- [Description of the task]: Transcribe the listing word for word.

--- BEGIN ---

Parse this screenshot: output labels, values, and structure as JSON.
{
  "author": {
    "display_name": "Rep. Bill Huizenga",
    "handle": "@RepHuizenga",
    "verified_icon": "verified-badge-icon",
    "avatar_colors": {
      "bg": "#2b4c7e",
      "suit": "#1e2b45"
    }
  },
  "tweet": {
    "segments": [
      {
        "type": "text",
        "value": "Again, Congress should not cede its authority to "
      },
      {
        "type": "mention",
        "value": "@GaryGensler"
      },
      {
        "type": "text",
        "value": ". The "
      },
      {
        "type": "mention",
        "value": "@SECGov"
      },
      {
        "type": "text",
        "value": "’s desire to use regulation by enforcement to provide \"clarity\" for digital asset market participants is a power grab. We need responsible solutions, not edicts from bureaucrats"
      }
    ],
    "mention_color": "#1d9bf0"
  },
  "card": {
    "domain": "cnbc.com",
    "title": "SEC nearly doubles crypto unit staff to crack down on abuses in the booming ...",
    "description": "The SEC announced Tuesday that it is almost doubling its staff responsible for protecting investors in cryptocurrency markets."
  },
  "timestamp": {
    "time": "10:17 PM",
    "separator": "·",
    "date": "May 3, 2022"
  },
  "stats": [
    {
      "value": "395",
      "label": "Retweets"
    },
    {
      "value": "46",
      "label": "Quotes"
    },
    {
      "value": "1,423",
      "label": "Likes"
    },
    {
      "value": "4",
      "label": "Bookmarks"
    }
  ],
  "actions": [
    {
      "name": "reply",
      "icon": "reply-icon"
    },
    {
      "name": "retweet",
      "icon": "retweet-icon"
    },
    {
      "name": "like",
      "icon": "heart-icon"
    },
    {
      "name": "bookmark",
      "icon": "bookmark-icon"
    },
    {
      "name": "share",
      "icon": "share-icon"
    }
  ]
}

--- END ---

- [Task solution]:
Parse this screenshot: output labels, values, and structure as JSON.
{
  "author": {
    "display_name": "Rep. Bill Huizenga",
    "handle": "@RepHuizenga",
    "verified_icon": "verified-badge-icon",
    "avatar_colors": {
      "bg": "#2b4c7e",
      "suit": "#1e2b45"
    }
  },
  "tweet": {
    "segments": [
      {
        "type": "text",
        "value": "Again, Congress should not cede its authority to "
      },
      {
        "type": "mention",
        "value": "@GaryGensler"
      },
      {
        "type": "text",
        "value": ". The "
      },
      {
        "type": "mention",
        "value": "@SECGov"
      },
      {
        "type": "text",
        "value": "’s desire to use regulation by enforcement to provide \"clarity\" for digital asset market participants is a power grab. We need responsible solutions, not edicts from bureaucrats"
      }
    ],
    "mention_color": "#1d9bf0"
  },
  "card": {
    "domain": "cnbc.com",
    "title": "SEC nearly doubles crypto unit staff to crack down on abuses in the booming ...",
    "description": "The SEC announced Tuesday that it is almost doubling its staff responsible for protecting investors in cryptocurrency markets."
  },
  "timestamp": {
    "time": "10:17 PM",
    "separator": "·",
    "date": "May 3, 2022"
  },
  "stats": [
    {
      "value": "395",
      "label": "Retweets"
    },
    {
      "value": "46",
      "label": "Quotes"
    },
    {
      "value": "1,423",
      "label": "Likes"
    },
    {
      "value": "4",
      "label": "Bookmarks"
    }
  ],
  "actions": [
    {
      "name": "reply",
      "icon": "reply-icon"
    },
    {
      "name": "retweet",
      "icon": "retweet-icon"
    },
    {
      "name": "like",
      "icon": "heart-icon"
    },
    {
      "name": "bookmark",
      "icon": "bookmark-icon"
    },
    {
      "name": "share",
      "icon": "share-icon"
    }
  ]
}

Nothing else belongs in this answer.